▼

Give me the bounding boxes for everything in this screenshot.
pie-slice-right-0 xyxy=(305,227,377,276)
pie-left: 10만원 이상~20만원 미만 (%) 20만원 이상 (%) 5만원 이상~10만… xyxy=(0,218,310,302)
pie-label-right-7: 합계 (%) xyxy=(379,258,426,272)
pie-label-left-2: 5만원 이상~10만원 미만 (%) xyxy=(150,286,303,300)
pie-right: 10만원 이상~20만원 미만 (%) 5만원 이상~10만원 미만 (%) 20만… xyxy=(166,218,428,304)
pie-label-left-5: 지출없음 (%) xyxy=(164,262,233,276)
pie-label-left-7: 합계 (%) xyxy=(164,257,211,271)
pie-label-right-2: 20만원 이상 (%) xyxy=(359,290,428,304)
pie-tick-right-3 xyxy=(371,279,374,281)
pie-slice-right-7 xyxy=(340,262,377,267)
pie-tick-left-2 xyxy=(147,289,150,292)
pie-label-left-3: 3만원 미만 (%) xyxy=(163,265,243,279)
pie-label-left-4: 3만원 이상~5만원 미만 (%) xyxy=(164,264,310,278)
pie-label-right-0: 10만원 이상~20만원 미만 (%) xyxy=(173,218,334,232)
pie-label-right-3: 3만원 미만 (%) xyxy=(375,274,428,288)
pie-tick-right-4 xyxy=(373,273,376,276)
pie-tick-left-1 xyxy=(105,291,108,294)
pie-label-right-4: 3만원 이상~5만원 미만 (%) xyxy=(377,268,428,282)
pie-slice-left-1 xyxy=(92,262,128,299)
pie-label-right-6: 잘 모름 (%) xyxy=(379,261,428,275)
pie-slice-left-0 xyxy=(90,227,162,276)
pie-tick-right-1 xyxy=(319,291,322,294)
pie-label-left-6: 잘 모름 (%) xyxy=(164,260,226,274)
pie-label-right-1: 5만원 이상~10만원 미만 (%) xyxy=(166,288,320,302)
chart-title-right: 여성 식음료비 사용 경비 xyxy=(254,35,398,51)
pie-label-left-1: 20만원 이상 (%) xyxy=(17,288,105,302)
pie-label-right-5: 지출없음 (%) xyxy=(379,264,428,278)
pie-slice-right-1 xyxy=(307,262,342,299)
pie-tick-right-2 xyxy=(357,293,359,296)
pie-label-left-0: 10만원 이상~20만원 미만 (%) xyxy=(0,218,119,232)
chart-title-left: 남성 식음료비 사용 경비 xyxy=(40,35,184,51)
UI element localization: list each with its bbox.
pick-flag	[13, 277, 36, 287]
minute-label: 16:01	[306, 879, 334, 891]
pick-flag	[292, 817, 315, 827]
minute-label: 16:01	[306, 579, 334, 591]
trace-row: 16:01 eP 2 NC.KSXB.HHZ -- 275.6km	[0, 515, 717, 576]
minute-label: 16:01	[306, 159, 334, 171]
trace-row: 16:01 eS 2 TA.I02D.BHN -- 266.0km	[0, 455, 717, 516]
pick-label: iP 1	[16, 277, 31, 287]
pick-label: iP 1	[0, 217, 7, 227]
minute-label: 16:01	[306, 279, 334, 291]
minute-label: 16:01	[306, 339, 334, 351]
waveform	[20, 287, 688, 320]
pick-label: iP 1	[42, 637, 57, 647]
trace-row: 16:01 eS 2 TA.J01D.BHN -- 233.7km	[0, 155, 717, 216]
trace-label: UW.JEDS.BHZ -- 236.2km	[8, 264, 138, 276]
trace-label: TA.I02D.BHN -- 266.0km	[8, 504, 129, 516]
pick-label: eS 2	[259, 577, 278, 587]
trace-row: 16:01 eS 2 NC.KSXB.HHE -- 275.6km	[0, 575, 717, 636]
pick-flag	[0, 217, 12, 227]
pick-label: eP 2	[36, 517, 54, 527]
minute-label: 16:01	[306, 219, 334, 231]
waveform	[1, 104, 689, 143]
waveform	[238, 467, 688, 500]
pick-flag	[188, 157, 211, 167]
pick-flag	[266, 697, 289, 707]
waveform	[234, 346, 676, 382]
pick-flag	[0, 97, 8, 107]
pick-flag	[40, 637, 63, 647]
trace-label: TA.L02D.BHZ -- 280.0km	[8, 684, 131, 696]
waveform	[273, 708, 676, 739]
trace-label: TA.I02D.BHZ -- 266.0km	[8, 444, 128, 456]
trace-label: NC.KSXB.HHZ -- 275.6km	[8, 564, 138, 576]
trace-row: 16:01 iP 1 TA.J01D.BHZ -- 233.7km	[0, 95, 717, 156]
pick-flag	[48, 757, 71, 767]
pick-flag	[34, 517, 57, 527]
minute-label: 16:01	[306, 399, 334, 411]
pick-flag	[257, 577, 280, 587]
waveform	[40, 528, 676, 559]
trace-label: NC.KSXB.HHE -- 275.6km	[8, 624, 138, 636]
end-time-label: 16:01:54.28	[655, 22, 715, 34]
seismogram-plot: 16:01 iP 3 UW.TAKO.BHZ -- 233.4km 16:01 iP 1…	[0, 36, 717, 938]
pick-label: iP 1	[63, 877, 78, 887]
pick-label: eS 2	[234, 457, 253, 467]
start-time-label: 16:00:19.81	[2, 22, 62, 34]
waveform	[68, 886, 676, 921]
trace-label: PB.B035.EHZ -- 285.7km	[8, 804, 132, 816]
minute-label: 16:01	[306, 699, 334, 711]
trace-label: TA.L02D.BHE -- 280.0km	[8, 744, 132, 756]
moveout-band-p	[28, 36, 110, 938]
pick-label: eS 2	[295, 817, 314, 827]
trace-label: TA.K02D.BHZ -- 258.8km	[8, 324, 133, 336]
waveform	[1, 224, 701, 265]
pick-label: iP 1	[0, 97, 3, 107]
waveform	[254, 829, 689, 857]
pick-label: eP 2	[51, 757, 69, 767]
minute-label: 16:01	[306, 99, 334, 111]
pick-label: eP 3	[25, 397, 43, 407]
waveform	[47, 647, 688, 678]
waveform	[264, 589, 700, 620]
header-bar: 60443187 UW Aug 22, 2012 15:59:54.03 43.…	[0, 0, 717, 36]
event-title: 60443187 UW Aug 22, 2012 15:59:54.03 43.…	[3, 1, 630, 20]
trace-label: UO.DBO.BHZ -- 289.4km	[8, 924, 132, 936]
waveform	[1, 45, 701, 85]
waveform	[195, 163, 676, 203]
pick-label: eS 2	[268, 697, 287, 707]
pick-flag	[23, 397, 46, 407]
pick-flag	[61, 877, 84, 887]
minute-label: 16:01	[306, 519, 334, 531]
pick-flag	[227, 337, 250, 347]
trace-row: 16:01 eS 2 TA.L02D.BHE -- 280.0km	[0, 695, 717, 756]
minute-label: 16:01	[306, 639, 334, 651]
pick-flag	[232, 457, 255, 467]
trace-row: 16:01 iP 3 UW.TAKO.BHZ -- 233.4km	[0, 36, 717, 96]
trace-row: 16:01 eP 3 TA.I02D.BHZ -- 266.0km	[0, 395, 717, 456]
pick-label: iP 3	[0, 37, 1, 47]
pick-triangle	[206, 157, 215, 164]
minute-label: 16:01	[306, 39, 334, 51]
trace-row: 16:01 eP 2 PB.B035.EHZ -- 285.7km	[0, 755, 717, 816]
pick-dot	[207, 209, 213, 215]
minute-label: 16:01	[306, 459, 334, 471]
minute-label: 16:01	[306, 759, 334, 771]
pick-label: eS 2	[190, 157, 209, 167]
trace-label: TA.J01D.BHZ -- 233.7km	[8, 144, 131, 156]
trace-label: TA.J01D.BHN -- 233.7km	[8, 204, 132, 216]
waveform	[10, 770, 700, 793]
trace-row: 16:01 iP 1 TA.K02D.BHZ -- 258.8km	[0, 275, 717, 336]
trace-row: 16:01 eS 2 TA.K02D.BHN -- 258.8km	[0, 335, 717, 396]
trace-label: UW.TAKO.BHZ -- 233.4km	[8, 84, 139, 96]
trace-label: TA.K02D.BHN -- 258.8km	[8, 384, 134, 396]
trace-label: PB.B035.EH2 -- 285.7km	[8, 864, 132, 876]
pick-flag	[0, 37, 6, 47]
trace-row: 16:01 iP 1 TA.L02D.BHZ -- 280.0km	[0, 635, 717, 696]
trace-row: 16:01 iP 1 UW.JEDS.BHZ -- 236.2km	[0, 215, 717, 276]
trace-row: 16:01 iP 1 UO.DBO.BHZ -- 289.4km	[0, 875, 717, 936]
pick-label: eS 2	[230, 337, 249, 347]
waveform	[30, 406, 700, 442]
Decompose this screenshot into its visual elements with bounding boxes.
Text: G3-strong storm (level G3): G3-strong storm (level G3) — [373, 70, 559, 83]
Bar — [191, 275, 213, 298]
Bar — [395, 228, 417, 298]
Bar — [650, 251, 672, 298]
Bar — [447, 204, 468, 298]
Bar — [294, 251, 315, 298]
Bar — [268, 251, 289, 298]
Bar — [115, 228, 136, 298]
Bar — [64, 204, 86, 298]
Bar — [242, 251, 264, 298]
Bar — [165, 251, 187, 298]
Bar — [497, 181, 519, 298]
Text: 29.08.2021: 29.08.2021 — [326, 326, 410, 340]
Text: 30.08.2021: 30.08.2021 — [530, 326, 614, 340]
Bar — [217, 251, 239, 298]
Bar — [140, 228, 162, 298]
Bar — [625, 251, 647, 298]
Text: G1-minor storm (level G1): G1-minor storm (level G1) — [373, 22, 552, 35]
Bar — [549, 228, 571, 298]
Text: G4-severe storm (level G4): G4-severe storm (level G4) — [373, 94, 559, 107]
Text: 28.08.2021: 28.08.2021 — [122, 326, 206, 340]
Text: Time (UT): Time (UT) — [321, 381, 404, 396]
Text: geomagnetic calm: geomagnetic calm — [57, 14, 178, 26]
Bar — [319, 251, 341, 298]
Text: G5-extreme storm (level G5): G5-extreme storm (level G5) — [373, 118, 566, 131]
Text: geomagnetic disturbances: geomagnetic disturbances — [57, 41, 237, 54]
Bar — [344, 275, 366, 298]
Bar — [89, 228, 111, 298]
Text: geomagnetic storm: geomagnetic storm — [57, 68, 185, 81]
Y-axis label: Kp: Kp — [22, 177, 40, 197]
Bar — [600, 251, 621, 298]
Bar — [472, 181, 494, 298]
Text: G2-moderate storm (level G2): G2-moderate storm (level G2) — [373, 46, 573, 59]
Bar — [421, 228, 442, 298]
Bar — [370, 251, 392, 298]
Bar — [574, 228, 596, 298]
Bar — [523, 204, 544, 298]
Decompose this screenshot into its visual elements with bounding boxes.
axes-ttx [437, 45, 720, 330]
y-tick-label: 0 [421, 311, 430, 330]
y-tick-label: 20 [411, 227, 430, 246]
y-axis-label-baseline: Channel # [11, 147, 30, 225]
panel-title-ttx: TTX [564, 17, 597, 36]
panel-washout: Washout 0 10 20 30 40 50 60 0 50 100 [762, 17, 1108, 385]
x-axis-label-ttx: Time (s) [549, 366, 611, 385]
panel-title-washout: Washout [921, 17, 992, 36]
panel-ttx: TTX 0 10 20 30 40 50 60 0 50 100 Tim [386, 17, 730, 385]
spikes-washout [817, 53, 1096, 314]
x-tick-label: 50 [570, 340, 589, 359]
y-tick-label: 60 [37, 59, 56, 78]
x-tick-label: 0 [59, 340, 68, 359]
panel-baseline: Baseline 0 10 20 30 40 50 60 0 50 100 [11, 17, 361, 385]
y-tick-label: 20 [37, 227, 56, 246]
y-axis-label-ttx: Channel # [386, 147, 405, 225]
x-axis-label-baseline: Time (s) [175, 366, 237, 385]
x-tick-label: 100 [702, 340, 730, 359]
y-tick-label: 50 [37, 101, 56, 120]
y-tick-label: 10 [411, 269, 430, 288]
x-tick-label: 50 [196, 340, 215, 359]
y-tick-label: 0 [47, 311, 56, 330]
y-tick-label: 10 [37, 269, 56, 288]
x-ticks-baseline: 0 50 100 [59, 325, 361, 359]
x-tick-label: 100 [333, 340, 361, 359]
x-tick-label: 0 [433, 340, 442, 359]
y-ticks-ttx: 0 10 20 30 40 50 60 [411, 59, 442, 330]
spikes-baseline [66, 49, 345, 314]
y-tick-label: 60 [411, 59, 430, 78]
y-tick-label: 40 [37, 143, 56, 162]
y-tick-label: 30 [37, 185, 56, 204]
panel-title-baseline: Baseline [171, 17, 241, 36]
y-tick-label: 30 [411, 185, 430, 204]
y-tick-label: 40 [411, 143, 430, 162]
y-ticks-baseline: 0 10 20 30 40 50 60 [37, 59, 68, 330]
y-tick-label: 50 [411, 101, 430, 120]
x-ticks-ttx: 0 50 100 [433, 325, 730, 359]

▲

[Problem details] Please copy the material without changes, starting at its first line and ending after the line that contains "pie-right: 10만원 이상~20만원".

[Right answer]
Give me the bounding boxes for everything in this screenshot.
pie-slice-right-0 xyxy=(305,227,377,276)
pie-left: 10만원 이상~20만원 미만 (%) 20만원 이상 (%) 5만원 이상~10만… xyxy=(0,218,310,302)
pie-label-right-7: 합계 (%) xyxy=(379,258,426,272)
pie-label-left-2: 5만원 이상~10만원 미만 (%) xyxy=(150,286,303,300)
pie-right: 10만원 이상~20만원 미만 (%) 5만원 이상~10만원 미만 (%) 20만… xyxy=(166,218,428,304)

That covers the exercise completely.